Exercise details:
Copy out each line of the material in which the word "Шаблоны" appears.

Stored data entries:
--- start ---

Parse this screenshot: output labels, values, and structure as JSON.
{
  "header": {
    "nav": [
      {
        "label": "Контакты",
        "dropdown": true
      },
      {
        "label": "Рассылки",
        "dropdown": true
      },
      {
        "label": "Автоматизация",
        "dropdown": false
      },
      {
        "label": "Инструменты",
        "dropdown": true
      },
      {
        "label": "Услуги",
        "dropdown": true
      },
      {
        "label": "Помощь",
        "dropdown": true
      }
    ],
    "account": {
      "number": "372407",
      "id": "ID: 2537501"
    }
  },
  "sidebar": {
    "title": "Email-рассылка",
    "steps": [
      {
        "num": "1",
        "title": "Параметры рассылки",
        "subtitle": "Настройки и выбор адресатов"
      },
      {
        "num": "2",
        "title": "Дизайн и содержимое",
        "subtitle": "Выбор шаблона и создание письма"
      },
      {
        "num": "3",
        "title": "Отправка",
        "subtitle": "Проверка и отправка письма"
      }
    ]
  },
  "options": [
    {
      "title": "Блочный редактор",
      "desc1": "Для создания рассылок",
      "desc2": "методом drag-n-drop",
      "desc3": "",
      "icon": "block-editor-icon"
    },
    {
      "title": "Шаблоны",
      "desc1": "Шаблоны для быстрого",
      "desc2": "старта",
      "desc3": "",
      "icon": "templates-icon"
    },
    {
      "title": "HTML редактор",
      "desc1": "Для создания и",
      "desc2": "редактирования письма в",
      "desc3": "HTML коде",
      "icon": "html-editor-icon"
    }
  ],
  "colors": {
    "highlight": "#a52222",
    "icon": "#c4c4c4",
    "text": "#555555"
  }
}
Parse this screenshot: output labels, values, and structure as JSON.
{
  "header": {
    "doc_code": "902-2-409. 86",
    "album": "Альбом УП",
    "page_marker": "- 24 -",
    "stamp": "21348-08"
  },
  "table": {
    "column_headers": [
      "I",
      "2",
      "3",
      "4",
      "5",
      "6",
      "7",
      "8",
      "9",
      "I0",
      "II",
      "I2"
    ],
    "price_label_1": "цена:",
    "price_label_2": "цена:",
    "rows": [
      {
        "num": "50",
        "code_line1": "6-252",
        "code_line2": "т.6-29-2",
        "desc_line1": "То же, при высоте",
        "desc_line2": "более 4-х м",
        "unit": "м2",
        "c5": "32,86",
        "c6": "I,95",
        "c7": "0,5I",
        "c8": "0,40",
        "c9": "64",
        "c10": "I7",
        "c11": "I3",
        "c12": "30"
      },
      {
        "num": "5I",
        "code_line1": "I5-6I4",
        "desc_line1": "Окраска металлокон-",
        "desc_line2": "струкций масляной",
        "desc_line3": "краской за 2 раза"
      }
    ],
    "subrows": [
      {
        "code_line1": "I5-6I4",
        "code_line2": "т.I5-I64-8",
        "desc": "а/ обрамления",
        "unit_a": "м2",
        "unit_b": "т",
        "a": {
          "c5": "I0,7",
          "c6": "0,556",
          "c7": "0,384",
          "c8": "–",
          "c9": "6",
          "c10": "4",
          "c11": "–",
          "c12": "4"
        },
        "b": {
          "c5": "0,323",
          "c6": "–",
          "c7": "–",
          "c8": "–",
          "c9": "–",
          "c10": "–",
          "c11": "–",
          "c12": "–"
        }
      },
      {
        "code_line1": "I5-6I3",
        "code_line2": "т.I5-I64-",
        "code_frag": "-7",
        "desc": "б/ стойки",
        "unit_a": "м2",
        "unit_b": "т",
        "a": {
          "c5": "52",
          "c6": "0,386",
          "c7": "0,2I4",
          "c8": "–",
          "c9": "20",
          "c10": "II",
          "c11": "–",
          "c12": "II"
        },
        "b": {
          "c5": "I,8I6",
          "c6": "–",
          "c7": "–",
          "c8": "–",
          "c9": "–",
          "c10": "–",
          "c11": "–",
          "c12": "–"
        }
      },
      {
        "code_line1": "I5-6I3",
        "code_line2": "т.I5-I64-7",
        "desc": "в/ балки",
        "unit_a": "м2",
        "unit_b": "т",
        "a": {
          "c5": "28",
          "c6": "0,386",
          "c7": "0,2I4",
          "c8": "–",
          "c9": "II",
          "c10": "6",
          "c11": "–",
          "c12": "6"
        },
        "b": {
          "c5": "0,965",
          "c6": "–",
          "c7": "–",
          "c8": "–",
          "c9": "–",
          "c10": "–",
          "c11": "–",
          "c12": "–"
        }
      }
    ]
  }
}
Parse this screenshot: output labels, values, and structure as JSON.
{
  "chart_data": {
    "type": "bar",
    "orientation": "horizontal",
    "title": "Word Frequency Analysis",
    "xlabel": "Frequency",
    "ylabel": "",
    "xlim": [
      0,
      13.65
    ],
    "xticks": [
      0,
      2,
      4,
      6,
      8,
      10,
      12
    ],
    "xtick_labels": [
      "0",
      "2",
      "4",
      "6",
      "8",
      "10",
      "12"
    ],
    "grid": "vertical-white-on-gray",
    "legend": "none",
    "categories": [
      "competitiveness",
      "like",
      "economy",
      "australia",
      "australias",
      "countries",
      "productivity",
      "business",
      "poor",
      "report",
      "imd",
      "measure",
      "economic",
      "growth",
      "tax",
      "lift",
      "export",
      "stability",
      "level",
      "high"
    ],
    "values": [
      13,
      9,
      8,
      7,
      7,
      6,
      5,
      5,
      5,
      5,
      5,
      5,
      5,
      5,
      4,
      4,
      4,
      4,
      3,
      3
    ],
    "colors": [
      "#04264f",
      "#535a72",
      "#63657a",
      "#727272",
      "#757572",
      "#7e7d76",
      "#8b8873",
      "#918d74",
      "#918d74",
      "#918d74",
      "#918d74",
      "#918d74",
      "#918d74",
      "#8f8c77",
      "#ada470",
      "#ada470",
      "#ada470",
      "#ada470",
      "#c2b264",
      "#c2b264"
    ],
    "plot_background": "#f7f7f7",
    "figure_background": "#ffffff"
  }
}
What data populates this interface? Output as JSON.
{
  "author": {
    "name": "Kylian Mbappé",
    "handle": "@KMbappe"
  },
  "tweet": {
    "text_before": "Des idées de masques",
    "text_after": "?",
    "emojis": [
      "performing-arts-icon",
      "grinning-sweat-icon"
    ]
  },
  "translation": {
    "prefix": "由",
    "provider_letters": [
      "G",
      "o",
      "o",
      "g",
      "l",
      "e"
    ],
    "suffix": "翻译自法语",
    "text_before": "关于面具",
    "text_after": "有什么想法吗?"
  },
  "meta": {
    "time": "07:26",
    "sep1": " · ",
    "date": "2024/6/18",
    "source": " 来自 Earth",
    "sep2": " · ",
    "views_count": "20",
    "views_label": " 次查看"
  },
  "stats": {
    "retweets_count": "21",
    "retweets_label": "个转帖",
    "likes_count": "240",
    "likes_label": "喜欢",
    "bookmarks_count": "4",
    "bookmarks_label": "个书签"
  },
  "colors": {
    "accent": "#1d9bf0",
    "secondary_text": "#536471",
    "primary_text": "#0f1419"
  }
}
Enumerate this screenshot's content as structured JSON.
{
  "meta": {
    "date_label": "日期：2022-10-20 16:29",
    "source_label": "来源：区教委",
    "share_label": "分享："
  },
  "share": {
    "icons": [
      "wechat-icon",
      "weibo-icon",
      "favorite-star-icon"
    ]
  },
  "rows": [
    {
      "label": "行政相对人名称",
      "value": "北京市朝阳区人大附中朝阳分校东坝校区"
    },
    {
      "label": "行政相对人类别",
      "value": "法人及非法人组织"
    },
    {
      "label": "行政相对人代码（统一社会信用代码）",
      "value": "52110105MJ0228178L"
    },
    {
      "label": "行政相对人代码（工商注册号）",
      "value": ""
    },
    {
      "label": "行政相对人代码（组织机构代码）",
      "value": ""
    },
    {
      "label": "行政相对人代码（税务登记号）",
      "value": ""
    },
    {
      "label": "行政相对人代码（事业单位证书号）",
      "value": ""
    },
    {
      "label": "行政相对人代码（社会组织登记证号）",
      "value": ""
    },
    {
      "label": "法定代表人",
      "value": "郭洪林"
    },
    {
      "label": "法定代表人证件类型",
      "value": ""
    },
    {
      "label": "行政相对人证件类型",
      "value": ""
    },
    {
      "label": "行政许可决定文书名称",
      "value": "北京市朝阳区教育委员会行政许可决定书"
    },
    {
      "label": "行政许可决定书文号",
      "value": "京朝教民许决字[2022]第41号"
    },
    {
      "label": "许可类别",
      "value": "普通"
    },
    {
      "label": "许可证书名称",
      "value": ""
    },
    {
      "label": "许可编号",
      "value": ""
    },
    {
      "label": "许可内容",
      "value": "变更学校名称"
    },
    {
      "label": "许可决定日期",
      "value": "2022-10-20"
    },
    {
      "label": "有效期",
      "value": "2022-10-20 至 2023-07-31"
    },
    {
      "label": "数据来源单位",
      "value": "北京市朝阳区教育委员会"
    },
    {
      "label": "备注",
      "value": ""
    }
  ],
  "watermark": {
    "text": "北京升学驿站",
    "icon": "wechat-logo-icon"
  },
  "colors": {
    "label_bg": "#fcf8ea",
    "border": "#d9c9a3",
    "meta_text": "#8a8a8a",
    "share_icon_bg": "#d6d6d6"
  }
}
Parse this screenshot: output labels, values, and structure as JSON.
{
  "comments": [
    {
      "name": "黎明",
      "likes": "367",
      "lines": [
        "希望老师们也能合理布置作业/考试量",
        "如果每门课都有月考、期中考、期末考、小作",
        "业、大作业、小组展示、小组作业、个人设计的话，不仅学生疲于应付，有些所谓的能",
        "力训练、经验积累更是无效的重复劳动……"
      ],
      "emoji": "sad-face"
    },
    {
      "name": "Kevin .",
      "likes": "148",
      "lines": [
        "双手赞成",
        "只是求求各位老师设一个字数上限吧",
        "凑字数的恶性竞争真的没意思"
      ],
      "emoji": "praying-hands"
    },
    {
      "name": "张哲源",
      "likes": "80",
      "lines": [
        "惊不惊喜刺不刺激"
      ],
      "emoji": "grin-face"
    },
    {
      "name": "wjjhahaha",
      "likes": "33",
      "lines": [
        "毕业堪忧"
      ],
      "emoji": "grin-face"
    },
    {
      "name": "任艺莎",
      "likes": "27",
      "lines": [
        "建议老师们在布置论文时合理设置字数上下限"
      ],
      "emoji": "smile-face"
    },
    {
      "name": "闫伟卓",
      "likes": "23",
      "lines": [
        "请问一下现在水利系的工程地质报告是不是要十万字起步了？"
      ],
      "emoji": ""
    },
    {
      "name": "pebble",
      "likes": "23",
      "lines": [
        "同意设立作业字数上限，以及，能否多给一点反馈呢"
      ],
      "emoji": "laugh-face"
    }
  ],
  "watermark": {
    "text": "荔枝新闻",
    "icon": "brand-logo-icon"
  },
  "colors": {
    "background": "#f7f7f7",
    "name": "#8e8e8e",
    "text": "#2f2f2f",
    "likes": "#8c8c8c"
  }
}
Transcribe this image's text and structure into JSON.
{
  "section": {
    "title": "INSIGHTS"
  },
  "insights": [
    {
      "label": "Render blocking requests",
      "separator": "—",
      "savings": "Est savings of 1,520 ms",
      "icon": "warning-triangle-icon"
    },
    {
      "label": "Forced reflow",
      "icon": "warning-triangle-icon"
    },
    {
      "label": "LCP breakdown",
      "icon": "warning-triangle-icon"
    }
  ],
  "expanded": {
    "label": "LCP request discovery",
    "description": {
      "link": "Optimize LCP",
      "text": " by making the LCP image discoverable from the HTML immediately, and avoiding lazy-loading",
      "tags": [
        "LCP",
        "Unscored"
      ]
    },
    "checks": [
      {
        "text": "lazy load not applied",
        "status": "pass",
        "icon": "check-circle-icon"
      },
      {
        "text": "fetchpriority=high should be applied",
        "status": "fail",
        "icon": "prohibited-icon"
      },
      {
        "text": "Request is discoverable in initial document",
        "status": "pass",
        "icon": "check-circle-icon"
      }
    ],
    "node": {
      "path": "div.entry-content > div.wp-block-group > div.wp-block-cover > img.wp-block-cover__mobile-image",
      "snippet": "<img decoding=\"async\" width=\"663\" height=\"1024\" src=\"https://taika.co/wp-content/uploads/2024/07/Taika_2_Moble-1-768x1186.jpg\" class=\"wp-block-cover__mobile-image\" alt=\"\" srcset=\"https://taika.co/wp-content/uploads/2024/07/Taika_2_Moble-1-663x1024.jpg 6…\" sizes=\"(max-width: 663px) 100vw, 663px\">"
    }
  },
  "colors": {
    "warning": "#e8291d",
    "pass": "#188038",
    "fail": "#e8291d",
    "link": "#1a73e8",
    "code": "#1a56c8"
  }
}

--- end ---

Exercise response:
      "title": "Шаблоны",
      "desc1": "Шаблоны для быстрого",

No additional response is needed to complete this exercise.